Below are the records; locate each line with the word "Thoma" and copy it.

⁂

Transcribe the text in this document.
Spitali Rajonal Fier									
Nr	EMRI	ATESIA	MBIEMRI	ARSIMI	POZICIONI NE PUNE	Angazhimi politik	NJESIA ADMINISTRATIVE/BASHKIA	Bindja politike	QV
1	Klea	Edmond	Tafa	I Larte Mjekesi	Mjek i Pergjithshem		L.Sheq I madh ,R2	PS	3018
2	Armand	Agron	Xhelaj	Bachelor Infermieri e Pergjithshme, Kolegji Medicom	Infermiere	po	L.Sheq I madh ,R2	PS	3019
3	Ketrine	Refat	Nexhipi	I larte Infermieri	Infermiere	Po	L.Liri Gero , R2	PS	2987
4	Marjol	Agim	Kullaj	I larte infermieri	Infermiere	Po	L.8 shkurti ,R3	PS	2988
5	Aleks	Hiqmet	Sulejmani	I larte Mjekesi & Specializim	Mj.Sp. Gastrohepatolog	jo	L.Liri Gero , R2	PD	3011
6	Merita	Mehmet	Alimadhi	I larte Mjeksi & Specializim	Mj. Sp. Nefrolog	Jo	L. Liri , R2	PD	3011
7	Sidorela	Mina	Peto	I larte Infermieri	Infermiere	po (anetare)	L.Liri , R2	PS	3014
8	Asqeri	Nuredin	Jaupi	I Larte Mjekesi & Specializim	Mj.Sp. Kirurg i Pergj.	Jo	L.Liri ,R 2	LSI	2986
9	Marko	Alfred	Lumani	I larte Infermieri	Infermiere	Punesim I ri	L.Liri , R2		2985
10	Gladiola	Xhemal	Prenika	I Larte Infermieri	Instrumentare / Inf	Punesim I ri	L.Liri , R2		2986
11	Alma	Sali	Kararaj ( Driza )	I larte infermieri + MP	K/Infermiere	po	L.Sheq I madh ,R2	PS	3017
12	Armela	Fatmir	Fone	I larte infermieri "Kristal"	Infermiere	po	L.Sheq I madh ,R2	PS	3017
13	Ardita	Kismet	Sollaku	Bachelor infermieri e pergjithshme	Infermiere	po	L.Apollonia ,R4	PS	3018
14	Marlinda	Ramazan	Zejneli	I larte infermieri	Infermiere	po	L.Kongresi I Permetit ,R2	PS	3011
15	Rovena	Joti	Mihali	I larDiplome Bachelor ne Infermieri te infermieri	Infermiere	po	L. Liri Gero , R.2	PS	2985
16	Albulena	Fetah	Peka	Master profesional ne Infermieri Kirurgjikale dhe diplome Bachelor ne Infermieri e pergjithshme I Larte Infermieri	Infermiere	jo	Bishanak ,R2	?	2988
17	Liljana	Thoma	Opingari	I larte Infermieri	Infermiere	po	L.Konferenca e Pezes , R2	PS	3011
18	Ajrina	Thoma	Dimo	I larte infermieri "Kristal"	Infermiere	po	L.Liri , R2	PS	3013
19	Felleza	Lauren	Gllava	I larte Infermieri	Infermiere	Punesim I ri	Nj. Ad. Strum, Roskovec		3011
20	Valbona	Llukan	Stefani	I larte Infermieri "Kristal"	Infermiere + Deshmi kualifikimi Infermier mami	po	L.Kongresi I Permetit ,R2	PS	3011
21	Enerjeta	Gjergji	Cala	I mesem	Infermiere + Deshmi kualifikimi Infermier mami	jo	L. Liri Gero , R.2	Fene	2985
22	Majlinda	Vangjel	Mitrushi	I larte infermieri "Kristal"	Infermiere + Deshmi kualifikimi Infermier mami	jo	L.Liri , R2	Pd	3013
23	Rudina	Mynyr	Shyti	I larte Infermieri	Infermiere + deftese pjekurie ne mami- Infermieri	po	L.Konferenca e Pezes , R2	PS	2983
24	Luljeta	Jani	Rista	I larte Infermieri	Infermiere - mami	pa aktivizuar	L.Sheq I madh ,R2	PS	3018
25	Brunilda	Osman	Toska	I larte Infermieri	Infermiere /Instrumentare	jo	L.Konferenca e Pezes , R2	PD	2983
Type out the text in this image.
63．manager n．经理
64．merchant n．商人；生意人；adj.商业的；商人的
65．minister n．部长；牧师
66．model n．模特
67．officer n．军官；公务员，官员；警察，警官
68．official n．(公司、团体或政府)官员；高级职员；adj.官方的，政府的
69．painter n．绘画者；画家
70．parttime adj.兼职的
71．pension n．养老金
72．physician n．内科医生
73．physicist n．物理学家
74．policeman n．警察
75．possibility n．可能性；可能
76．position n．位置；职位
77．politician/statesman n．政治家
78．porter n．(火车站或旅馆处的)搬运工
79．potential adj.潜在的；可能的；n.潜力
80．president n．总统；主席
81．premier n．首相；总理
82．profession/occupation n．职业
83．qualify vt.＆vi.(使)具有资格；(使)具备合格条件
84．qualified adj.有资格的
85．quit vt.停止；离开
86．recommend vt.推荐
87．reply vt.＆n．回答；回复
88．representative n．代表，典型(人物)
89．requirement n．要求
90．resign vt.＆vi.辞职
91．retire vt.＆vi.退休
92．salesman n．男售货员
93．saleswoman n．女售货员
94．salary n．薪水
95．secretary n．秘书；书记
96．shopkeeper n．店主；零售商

⁂

EXPECTED ANSWER |
17	Liljana	Thoma	Opingari	I larte Infermieri	Infermiere	po	L.Konferenca e Pezes , R2	PS	3011
18	Ajrina	Thoma	Dimo	I larte infermieri "Kristal"	Infermiere	po	L.Liri , R2	PS	3013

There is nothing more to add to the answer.